» Texto do documento
----

Em 2013, as manifestações começaram com pautas progressistas e deixaram um saldo de reivindicações consequentes em seu rastro. Como se observou, eram multidões jovens, de classe média baixa e progressista defendendo mais direitos e eficiência nos serviços públicos. Em paralelo a isso, as entidades da sociedade civil e dos movimentos populares sempre estiveram mobilizadas, dentro dos seus limites, em torno de suas pautas estratégicas, ainda que enfraquecidas pela institucionalidade burocrática. Na sexta-feira, dois dias antes do protesto da direita, essa militância foi em peso para as mesmas avenidas fazer o contraponto à despolitização que se anunciava para o domingo.

Numa das maiores manifestações já realizadas na última década por centrais sindicais, partidos e movimentos sociais, é inegável a força que a reforma política assumiu como pauta estratégica contra a corrupção. Fosse essa a pauta do domingo, o Governo teria um elemento de pressão contra os setores que resistem a mudar o sistema político, desde que Dilma sugeriu uma Constituinte Exclusiva para a Reforma Política, durante as manifestações de 2013. Mas, para a massa de manobra que “festejou” nas ruas sua insatisfação contra a corrupção, Reforma Política ainda é algo abstrato, que temem ser uma forma de manipulá-los à esquerda.

Para esses inocentes (ou cínicos) úteis, tirando o PT do Governo, com suas políticas de favorecimento aos mais pobres, já terá sido um resultado de bom tamanho. Para esses, como para a mídia golpista, usar a corrupção para inflamar os ânimos contra o petismo é apenas uma desculpa para algo maior: deixar tudo como estava antes de Lula e começar de novo, sob novos parâmetros. Falando o português claro ouvido nas ruas: o que não dá, é ficar pagando imposto para sustentar uma horda de vagabundos! “Aqui está a metade dos brasileiros que trabalha e paga impostos”, foi o que ouvi, sob aplausos, de um senhor que berrava em meio à multidão.

Para essa classe média que ocupa cargos superiores em que dá ordens, o tempo todo, a subordinados de menor escolaridade, essa massa de trabalhadores que nasce nas favelas e periferias, toma ônibus lotado e se submete à precariedade dos serviços públicos, só trabalha debaixo de chibatadas. Um bando de vagabundos que só se mete a procurar um emprego porque tem medo de entrar para o narcotráfico. Com um governo que cria programas sociais para todo tipo de necessidade dessa população, quem precisa trabalhar para sustentar essas políticas públicas são os setores médios. Assim se fecha a lógica do preconceito contra a maioria mais pobre de brasileiros e sua representação política. Imagina aquele senhor paulistano, indo para um resort em Porto Seguro, se encontrando na mesma poltrona de avião com o porteiro do seu prédio, que nas férias vai visitar os parentes no sertão baiano!

----

» Registros do conjunto
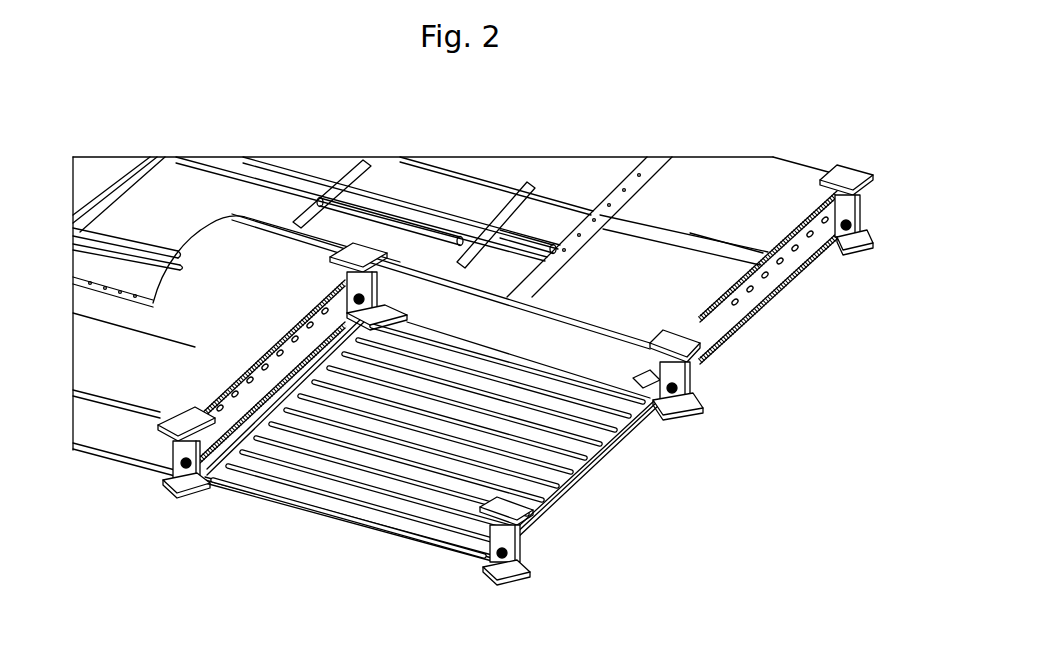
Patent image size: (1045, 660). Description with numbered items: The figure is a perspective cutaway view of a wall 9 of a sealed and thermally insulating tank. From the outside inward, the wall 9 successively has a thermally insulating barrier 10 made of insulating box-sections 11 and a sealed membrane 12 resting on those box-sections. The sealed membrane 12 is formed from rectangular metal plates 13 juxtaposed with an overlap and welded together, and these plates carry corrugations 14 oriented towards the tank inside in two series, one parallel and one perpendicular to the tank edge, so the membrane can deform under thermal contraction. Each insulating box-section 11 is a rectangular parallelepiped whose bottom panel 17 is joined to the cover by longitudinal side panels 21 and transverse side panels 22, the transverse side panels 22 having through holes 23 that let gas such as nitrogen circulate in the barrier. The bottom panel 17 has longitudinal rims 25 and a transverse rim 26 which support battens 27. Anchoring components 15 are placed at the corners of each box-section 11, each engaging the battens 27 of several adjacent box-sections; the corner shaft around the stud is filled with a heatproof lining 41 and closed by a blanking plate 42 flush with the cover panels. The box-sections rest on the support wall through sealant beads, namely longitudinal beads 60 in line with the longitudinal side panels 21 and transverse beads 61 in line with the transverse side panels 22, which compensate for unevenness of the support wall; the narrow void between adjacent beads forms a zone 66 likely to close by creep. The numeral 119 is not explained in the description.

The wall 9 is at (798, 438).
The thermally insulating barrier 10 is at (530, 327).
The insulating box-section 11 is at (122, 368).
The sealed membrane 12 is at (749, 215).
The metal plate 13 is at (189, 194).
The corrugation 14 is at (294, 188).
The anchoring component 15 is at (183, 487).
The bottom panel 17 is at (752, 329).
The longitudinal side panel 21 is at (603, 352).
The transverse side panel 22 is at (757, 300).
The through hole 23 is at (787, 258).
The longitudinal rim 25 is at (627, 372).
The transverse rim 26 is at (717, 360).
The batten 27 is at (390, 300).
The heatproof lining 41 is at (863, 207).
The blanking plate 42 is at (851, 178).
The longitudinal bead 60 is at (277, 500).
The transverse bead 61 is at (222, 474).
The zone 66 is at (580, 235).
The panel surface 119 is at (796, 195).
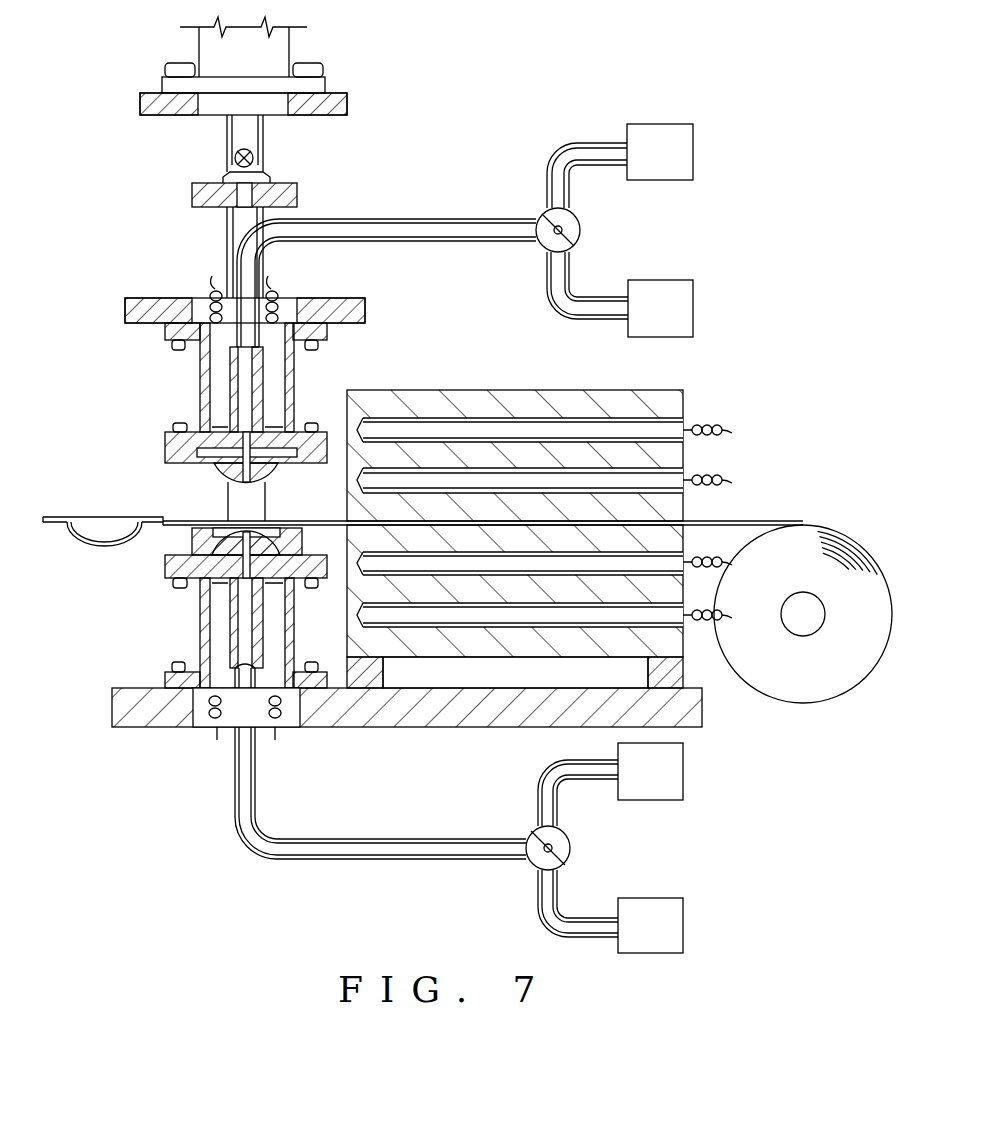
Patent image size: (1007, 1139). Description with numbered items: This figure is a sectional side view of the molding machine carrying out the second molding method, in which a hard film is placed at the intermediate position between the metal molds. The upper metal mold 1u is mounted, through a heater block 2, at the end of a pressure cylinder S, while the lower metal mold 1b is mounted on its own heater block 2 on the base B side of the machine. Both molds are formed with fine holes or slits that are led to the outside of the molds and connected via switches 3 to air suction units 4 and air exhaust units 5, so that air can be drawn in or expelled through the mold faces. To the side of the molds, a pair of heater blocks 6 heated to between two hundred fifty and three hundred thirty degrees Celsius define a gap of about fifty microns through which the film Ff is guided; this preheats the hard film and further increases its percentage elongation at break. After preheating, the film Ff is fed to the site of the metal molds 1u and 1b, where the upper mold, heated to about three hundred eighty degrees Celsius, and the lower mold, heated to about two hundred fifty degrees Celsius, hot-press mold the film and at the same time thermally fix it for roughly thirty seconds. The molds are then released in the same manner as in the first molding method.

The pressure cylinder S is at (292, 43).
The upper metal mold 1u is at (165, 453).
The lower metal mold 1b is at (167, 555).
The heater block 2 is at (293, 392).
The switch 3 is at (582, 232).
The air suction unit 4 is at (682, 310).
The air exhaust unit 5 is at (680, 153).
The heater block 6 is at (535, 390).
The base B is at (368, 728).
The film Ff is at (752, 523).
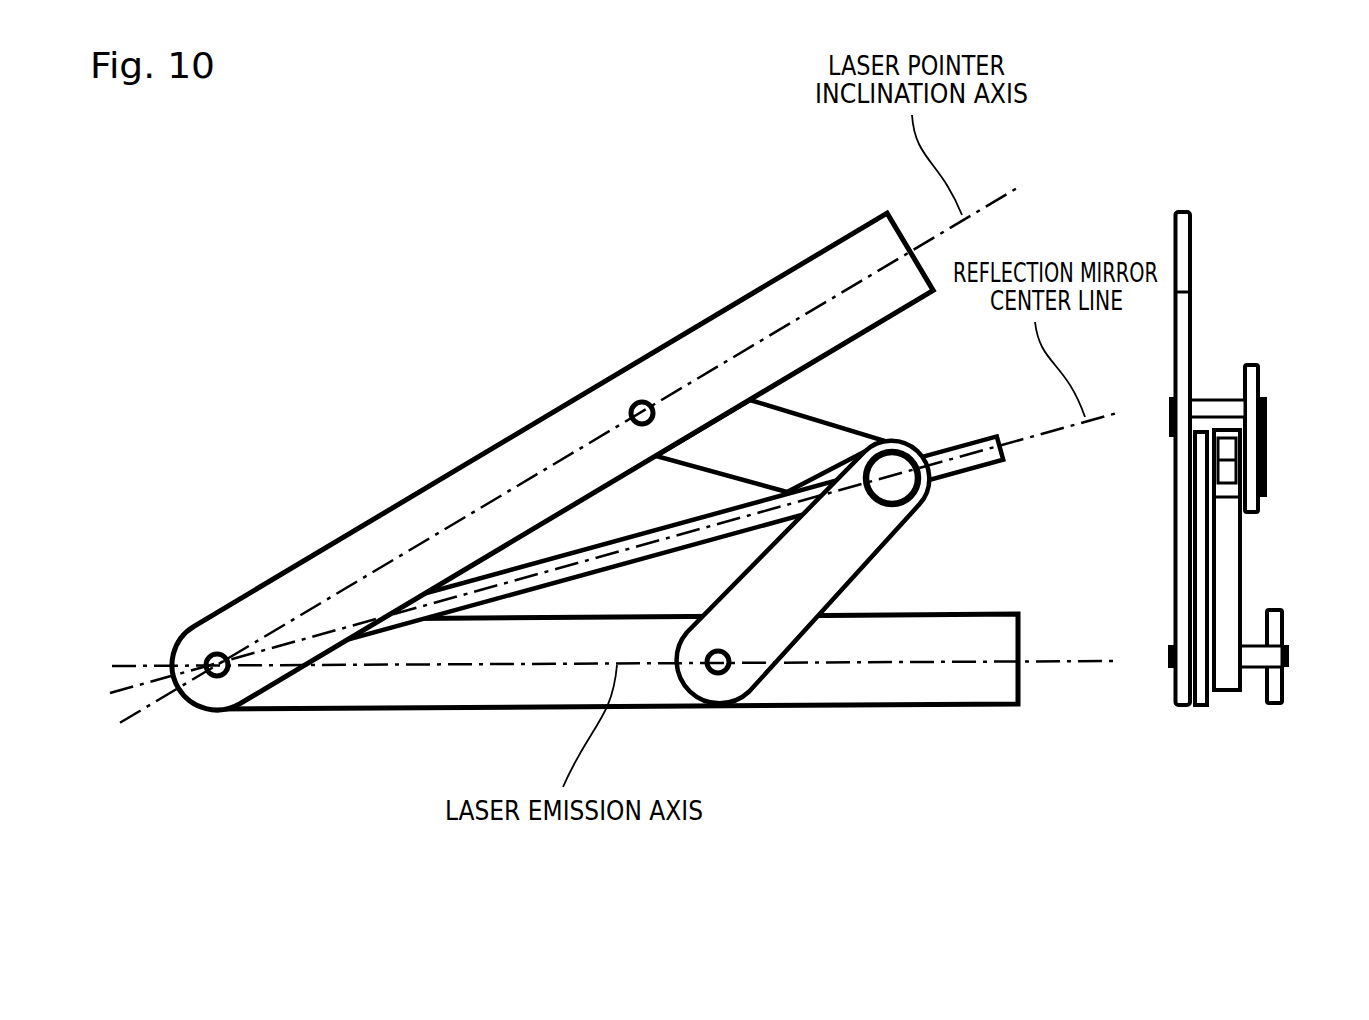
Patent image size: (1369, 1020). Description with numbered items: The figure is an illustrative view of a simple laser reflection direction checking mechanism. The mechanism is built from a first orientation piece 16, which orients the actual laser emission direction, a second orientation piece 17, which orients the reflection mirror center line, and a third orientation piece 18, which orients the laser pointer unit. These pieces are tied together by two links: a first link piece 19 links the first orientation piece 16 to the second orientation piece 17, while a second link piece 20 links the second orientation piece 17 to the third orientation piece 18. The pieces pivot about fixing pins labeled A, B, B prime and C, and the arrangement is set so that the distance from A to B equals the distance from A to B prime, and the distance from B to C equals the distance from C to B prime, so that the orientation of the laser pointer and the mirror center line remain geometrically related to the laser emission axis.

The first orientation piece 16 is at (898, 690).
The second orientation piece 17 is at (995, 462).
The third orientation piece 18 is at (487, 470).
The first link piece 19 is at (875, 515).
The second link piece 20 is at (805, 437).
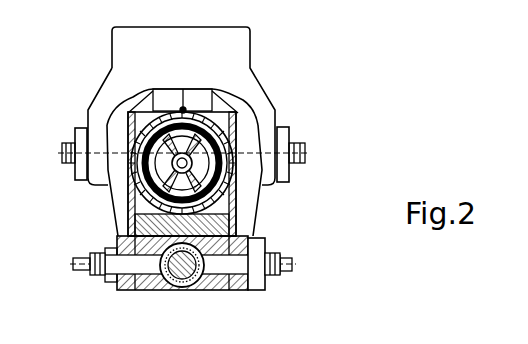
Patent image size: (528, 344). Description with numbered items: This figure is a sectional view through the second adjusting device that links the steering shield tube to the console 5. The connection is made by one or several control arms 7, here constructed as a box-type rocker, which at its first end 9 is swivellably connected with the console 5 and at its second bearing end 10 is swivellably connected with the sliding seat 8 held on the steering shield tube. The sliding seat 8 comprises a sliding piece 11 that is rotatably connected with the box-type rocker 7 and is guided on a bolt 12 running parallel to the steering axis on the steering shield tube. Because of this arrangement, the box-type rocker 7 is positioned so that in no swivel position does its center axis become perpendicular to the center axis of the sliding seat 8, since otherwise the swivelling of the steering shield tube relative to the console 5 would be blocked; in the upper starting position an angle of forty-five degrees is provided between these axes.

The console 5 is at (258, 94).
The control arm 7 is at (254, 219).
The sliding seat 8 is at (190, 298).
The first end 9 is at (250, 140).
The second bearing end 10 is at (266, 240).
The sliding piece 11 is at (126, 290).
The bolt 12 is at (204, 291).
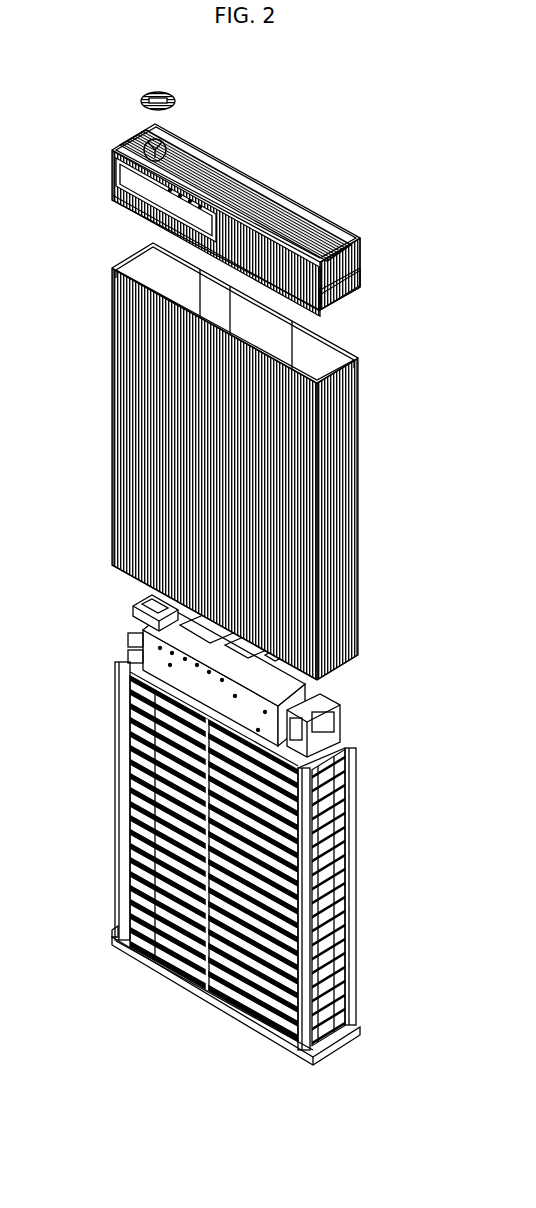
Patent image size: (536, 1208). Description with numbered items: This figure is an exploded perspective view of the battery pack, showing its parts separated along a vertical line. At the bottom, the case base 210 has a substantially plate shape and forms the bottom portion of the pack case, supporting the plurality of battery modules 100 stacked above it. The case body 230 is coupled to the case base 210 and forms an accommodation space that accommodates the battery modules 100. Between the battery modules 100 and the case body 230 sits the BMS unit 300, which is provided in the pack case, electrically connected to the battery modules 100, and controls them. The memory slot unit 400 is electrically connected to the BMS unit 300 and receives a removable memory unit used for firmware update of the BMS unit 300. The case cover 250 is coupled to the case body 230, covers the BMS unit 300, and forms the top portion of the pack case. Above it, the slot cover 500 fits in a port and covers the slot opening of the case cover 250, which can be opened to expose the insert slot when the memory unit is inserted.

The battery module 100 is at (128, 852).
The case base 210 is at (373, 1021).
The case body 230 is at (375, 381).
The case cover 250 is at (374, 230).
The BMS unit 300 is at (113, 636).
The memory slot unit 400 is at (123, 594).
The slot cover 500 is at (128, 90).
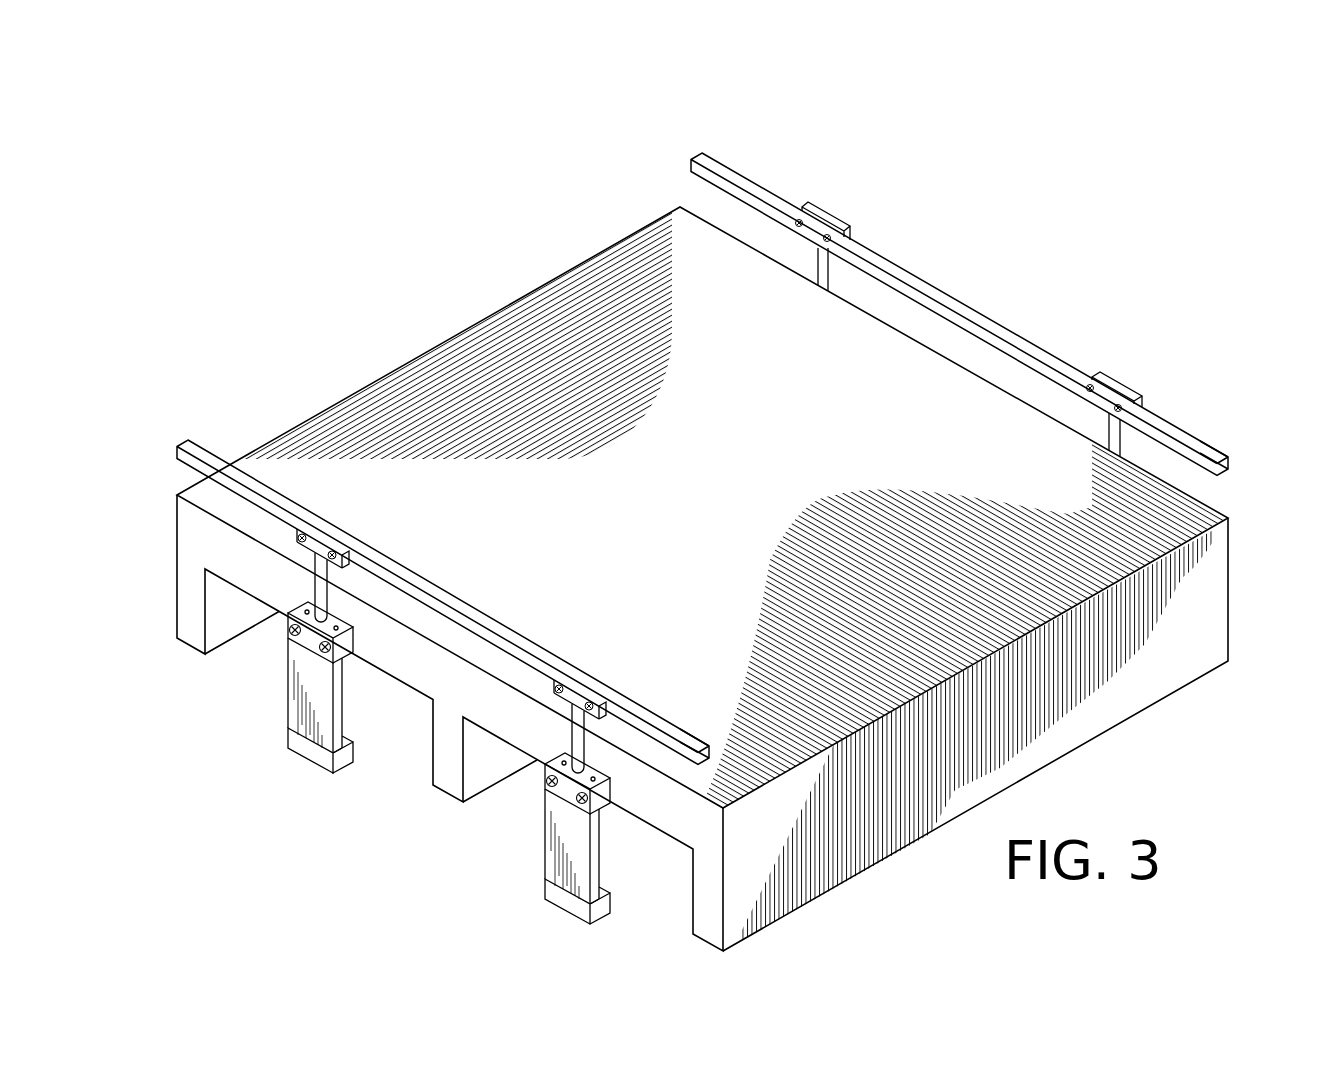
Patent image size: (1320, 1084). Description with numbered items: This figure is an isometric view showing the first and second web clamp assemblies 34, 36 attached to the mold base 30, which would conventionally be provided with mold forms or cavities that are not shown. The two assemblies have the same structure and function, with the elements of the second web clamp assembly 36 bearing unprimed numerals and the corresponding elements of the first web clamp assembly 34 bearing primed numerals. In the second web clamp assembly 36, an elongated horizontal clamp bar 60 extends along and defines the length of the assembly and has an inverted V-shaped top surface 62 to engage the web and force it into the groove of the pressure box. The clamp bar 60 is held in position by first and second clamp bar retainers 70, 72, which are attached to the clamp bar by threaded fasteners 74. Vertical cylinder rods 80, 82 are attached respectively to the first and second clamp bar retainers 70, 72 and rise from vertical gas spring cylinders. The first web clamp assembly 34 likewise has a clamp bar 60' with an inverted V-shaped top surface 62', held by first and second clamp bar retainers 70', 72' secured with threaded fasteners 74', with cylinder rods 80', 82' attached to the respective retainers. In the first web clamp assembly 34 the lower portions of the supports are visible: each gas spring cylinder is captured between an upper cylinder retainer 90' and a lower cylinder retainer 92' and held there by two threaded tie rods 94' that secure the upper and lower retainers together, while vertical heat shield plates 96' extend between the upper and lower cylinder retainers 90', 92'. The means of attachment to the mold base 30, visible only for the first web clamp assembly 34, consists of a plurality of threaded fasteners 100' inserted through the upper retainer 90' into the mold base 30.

----

» Enunciados
**1)** Responda com base no texto sobre as manifestações:
(a) Em que ano as manifestações começaram com pautas progressistas?
(b) Em que dia da semana a militância foi em peso às avenidas para fazer o contraponto ao protesto da direita?
(c) Para onde ia o senhor paulistano imaginado no último parágrafo?
**2)** Transcreva, do texto sobre as manifestações, o trecho que vai de "Para esses inocentes" até "meio à multidão.", inclusive.

» Respostas dos exercícios
**1)**
(a) Em 2013.
(b) Na sexta-feira, dois dias antes do protesto da direita.
(c) Para um resort em Porto Seguro.

**2)**
Para esses inocentes (ou cínicos) úteis, tirando o PT do Governo, com suas políticas de favorecimento aos mais pobres, já terá sido um resultado de bom tamanho. Para esses, como para a mídia golpista, usar a corrupção para inflamar os ânimos contra o petismo é apenas uma desculpa para algo maior: deixar tudo como estava antes de Lula e começar de novo, sob novos parâmetros. Falando o português claro ouvido nas ruas: o que não dá, é ficar pagando imposto para sustentar uma horda de vagabundos! “Aqui está a metade dos brasileiros que trabalha e paga impostos”, foi o que ouvi, sob aplausos, de um senhor que berrava em meio à multidão.